### Given passage
>> Begin
From 7026acebcf4dc6490095459bdf9dfe62c2106dd8 Mon Sep 17 00:00:00 2001
From: "@dt21e8" <dogukanuraztuna@gmail.com>
Date: Thu, 13 Apr 2023 12:33:48 +0300
Subject: [PATCH] (add) deepspeed_mpi specific container, deepspeed_config for
 MPI with nodetaints

---
 examples/v2beta1/deepspeed/Dockerfile         | 31 +++++++
 .../v2beta1/deepspeed/deepspeed-config.yaml   | 93 +++++++++++++++++++
 2 files changed, 124 insertions(+)
 create mode 100644 examples/v2beta1/deepspeed/Dockerfile
 create mode 100644 examples/v2beta1/deepspeed/deepspeed-config.yaml
diff --git a/examples/v2beta1/deepspeed/Dockerfile b/examples/v2beta1/deepspeed/Dockerfile
new file mode 100644
index 000000000..9fd9b861e
--- /dev/null
+++ b/examples/v2beta1/deepspeed/Dockerfile
@@ -0,0 +1,31 @@
+# Official PyTorch image with CUDA support
+FROM pytorch/pytorch:1.9.0-cuda11.1-cudnn8-runtime
+
+# mpi-operator mounts the .ssh folder from a Secret. For that to work, we need to disable UserKnownHostsFile to avoid write permissions.
>> End
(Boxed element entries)
>> Begin
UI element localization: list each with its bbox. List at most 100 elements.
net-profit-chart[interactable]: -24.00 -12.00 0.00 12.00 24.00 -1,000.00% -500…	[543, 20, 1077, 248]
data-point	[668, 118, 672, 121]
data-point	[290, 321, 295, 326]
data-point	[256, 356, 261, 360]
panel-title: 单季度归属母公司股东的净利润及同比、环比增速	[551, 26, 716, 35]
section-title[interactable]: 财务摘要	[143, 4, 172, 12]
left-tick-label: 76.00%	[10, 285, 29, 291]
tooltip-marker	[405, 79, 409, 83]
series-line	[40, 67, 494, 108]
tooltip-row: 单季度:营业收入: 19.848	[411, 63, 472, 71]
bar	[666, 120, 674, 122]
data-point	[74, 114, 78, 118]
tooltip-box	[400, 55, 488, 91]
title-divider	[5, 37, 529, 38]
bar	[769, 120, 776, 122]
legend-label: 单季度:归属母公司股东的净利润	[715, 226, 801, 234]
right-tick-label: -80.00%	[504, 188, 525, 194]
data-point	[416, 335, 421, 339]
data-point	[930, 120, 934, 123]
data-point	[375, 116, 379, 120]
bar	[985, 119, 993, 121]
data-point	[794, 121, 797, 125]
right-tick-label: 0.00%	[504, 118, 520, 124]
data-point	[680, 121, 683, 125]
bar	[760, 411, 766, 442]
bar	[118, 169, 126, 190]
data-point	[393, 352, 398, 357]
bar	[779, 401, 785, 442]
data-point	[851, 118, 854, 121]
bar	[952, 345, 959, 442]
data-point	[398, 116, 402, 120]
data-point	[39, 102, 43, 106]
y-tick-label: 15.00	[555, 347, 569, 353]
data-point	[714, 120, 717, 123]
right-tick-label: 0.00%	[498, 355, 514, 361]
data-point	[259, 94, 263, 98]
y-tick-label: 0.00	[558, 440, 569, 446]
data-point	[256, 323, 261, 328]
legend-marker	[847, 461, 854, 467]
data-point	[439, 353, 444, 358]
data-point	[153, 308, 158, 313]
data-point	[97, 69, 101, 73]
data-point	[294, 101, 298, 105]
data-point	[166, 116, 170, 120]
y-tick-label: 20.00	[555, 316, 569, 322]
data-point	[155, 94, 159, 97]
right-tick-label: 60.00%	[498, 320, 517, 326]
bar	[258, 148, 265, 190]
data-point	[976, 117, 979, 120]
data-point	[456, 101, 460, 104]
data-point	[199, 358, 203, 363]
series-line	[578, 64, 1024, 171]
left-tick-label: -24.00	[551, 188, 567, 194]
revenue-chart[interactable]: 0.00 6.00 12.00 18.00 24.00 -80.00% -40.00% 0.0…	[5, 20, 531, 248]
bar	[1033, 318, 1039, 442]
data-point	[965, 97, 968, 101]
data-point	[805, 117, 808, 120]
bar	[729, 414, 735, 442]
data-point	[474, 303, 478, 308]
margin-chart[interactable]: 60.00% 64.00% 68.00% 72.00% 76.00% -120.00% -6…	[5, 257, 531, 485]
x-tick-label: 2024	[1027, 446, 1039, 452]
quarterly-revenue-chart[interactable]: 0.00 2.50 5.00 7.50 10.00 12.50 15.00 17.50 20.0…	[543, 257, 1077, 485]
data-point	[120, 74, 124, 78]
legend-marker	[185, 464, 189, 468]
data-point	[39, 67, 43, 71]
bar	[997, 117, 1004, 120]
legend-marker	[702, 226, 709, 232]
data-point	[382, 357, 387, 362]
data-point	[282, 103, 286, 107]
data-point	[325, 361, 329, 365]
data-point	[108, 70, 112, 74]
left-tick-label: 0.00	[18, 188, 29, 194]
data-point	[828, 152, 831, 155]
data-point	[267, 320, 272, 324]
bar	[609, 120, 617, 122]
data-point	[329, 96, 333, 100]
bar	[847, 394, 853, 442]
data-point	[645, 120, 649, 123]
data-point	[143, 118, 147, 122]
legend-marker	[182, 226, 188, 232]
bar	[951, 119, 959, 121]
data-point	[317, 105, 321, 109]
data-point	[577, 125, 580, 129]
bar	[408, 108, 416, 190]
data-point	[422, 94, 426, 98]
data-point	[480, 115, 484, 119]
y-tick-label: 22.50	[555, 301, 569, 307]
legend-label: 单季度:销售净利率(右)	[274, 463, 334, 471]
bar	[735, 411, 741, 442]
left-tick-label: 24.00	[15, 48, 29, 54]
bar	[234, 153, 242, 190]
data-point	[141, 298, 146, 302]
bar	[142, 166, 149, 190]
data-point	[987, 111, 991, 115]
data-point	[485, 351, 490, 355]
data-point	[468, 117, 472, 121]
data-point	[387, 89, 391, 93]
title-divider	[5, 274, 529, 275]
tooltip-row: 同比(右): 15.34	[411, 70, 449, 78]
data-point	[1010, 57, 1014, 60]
>> End
### Your objective
Carry on the DeepSpeed MPI patch from the point where it stops, picking up right after its last line.

### The answer
+# Disable StrictModes avoids directory and files read permission checks and update system packages & install dependencies
+RUN apt-get update && apt-get install -y \
+    git \
+    wget \
+    build-essential \
+    cmake \
+    libopenmpi-dev \
+    openssh-server \
+    && rm -rf /var/lib/apt/lists/* \
+    && echo "    UserKnownHostsFile /dev/null" >> /etc/ssh/ssh_config \
+    && sed -i 's/#\(StrictModes \).*/\1no/g' /etc/ssh/sshd_config
+
+# Install DeepSpeed library
+RUN pip install deepspeed
+RUN mkdir /deepspeed
+
+# Workspace for DeepSpeed examples
+WORKDIR "/deepspeed"
+
+# Clone the DeepSpeedExamples from repository
+RUN git clone https://github.com/microsoft/DeepSpeedExamples/
+
+# Set the working directory to DeepSpeedExamples/training for models
+WORKDIR "/deepspeed/DeepSpeedExamples/training"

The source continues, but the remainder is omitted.